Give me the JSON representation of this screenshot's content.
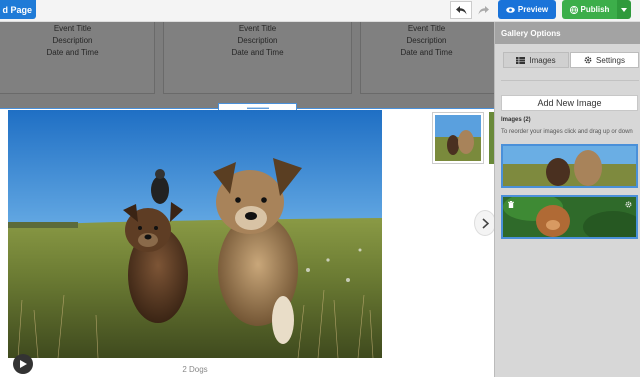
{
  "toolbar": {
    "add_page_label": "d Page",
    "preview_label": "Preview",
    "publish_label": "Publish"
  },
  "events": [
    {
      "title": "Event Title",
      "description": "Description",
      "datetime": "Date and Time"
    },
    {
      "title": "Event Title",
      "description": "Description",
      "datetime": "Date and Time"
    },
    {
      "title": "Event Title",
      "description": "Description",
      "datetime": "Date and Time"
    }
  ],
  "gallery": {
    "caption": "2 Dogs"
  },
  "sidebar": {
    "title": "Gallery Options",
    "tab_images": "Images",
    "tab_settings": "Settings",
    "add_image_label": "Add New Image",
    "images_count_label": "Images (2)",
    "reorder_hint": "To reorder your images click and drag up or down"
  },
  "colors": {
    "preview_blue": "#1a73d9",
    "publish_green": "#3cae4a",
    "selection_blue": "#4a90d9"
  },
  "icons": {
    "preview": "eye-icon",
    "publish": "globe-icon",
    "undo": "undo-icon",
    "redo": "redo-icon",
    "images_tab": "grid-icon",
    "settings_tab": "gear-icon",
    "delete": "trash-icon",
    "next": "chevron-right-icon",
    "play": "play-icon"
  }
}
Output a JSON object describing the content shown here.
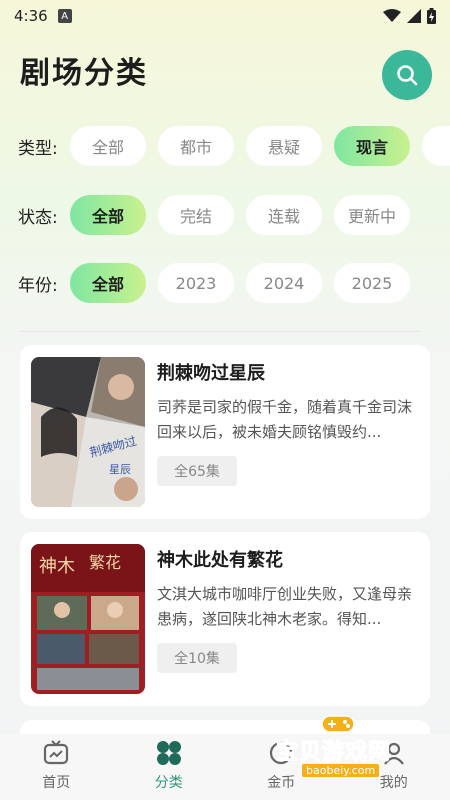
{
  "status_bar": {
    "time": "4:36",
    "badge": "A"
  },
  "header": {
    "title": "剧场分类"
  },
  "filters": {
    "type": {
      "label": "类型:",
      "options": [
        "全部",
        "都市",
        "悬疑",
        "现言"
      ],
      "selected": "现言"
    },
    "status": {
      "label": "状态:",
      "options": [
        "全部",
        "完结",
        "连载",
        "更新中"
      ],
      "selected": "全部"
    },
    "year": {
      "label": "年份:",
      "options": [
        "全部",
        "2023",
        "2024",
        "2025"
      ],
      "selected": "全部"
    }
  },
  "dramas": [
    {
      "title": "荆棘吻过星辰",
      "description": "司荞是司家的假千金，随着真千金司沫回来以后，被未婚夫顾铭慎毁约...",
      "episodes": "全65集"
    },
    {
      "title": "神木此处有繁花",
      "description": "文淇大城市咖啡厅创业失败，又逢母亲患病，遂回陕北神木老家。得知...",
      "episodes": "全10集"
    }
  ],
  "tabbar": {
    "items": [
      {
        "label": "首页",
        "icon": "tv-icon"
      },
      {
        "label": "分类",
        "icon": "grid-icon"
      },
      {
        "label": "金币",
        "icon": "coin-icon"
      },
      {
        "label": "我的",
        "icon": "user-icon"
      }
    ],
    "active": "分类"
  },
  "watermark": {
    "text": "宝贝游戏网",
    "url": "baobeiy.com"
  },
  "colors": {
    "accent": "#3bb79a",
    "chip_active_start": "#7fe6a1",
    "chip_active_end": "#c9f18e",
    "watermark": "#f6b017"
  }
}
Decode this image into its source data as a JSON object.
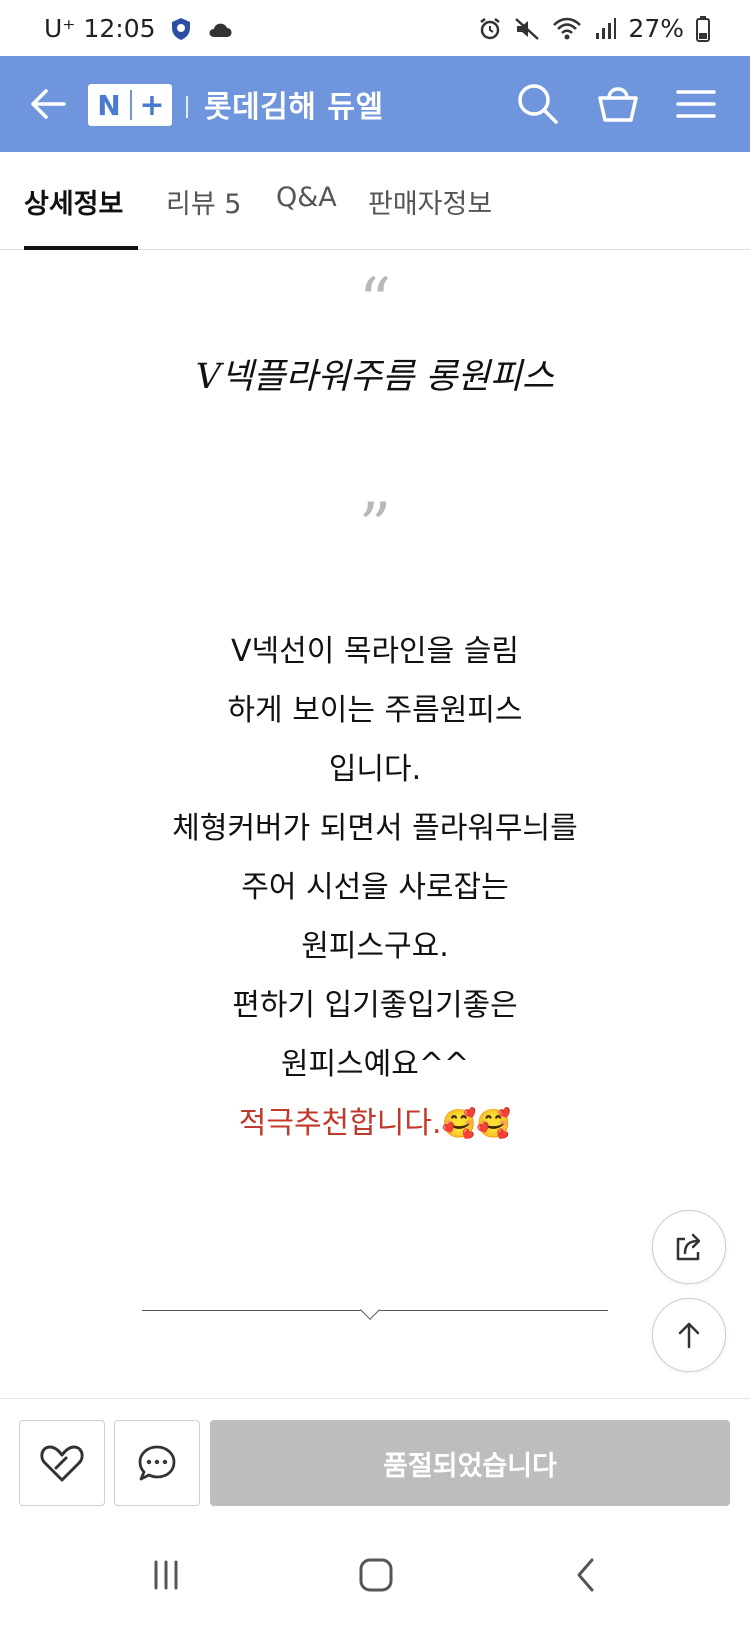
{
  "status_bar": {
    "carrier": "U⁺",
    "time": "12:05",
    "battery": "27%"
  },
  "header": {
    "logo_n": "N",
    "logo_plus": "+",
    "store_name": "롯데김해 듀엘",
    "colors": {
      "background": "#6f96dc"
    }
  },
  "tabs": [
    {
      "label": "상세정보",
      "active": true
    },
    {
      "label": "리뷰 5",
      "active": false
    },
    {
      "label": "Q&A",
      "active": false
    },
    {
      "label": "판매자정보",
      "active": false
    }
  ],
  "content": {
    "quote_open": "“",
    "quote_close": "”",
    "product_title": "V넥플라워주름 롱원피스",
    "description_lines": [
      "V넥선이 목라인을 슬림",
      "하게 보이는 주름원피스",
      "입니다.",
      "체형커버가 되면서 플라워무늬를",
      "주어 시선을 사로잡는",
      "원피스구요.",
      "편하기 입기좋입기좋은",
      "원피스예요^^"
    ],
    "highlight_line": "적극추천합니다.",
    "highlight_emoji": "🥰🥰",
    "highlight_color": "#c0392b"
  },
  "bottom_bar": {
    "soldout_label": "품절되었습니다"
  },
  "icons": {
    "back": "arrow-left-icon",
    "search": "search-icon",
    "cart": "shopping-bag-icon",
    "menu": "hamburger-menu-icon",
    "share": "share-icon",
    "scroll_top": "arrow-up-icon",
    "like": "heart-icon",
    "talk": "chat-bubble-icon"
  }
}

+===+

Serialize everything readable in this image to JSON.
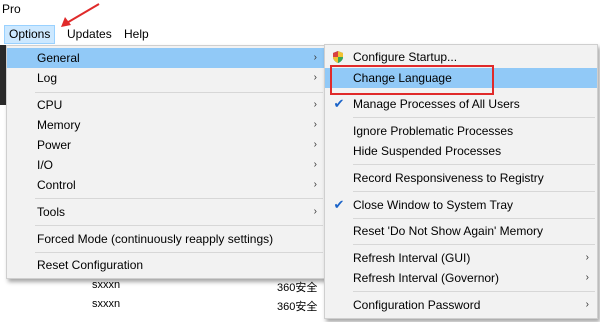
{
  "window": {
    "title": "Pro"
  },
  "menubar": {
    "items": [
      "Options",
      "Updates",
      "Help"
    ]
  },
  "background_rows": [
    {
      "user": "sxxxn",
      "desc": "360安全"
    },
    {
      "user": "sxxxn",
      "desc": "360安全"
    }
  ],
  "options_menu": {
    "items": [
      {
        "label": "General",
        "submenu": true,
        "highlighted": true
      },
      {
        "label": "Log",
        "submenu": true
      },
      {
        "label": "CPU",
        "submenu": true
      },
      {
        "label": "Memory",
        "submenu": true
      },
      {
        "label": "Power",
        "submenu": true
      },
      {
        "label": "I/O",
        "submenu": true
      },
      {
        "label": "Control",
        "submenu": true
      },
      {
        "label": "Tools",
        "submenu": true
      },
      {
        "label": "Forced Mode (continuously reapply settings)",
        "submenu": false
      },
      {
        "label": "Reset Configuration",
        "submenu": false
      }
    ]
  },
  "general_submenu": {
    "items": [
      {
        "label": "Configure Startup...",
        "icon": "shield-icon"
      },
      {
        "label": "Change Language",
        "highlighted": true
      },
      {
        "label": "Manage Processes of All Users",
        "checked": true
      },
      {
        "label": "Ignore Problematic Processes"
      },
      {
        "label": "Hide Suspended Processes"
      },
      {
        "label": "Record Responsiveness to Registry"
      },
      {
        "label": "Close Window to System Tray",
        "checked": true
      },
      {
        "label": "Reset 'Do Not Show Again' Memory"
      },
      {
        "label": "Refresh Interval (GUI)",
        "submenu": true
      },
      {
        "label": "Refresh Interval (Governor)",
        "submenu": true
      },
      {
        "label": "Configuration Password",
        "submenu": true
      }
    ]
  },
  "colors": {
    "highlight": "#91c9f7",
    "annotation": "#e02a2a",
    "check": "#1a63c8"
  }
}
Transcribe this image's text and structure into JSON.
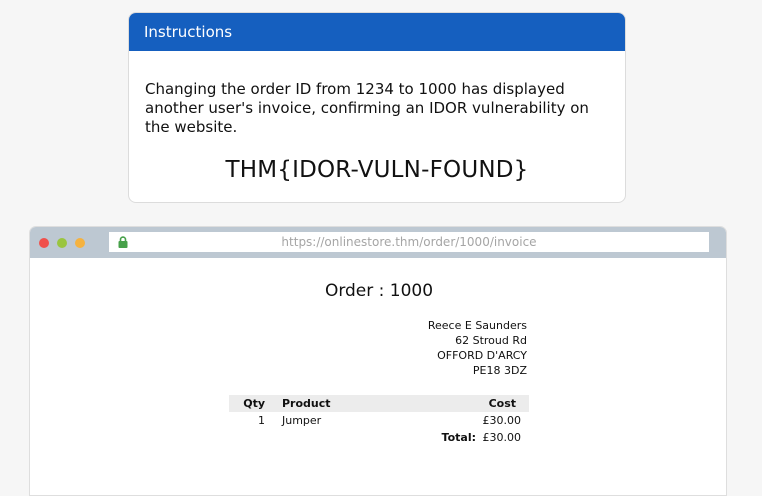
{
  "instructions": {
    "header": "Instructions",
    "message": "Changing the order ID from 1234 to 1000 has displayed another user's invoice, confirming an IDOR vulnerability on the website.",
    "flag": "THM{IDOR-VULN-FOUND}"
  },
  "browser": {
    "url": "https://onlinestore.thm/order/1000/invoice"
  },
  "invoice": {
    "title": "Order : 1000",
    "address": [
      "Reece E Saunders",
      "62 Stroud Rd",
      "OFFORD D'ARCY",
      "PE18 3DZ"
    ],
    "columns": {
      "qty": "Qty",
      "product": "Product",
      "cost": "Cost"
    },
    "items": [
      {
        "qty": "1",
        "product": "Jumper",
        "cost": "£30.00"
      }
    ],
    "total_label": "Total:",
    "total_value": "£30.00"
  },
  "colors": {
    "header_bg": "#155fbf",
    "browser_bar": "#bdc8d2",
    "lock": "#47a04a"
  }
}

+===+

TO BE DONE: From the listing above, report the number of lines containing the string "Interval", without any accompanying remarks.

SOLUTION FOR THIS EXERCISE: 2